=== INPUT ===

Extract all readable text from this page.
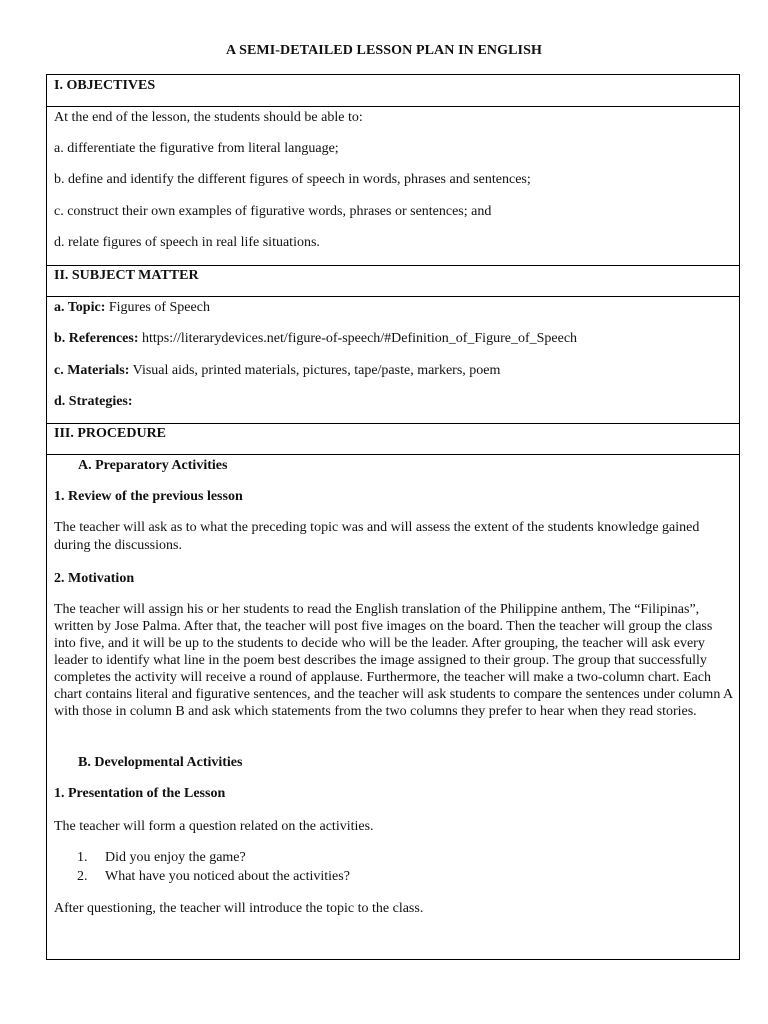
A SEMI-DETAILED LESSON PLAN IN ENGLISH
I. OBJECTIVES
At the end of the lesson, the students should be able to:
a. differentiate the figurative from literal language;
b. define and identify the different figures of speech in words, phrases and sentences;
c. construct their own examples of figurative words, phrases or sentences; and
d. relate figures of speech in real life situations.
II. SUBJECT MATTER
a. Topic: Figures of Speech
b. References: https://literarydevices.net/figure-of-speech/#Definition_of_Figure_of_Speech
c. Materials: Visual aids, printed materials, pictures, tape/paste, markers, poem
d. Strategies:
III. PROCEDURE
A. Preparatory Activities
1. Review of the previous lesson
The teacher will ask as to what the preceding topic was and will assess the extent of the students knowledge gained during the discussions.
2. Motivation
The teacher will assign his or her students to read the English translation of the Philippine anthem, The “Filipinas”, written by Jose Palma. After that, the teacher will post five images on the board. Then the teacher will group the class into five, and it will be up to the students to decide who will be the leader. After grouping, the teacher will ask every leader to identify what line in the poem best describes the image assigned to their group. The group that successfully completes the activity will receive a round of applause. Furthermore, the teacher will make a two-column chart. Each chart contains literal and figurative sentences, and the teacher will ask students to compare the sentences under column A with those in column B and ask which statements from the two columns they prefer to hear when they read stories.
B. Developmental Activities
1. Presentation of the Lesson
The teacher will form a question related on the activities.
1. Did you enjoy the game?
2. What have you noticed about the activities?
After questioning, the teacher will introduce the topic to the class.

===

[GOAL OF THE EXERCISE]
Print the complete listing exactly as it stands, without its pictures.

[THE REPLY]
Extract all readable text from this page.
A SEMI-DETAILED LESSON PLAN IN ENGLISH
I. OBJECTIVES
At the end of the lesson, the students should be able to:
a. differentiate the figurative from literal language;
b. define and identify the different figures of speech in words, phrases and sentences;
c. construct their own examples of figurative words, phrases or sentences; and
d. relate figures of speech in real life situations.
II. SUBJECT MATTER
a. Topic: Figures of Speech
b. References: https://literarydevices.net/figure-of-speech/#Definition_of_Figure_of_Speech
c. Materials: Visual aids, printed materials, pictures, tape/paste, markers, poem
d. Strategies:
III. PROCEDURE
A. Preparatory Activities
1. Review of the previous lesson
The teacher will ask as to what the preceding topic was and will assess the extent of the students knowledge gained during the discussions.
2. Motivation
The teacher will assign his or her students to read the English translation of the Philippine anthem, The “Filipinas”, written by Jose Palma. After that, the teacher will post five images on the board. Then the teacher will group the class into five, and it will be up to the students to decide who will be the leader. After grouping, the teacher will ask every leader to identify what line in the poem best describes the image assigned to their group. The group that successfully completes the activity will receive a round of applause. Furthermore, the teacher will make a two-column chart. Each chart contains literal and figurative sentences, and the teacher will ask students to compare the sentences under column A with those in column B and ask which statements from the two columns they prefer to hear when they read stories.
B. Developmental Activities
1. Presentation of the Lesson
The teacher will form a question related on the activities.
1. Did you enjoy the game?
2. What have you noticed about the activities?
After questioning, the teacher will introduce the topic to the class.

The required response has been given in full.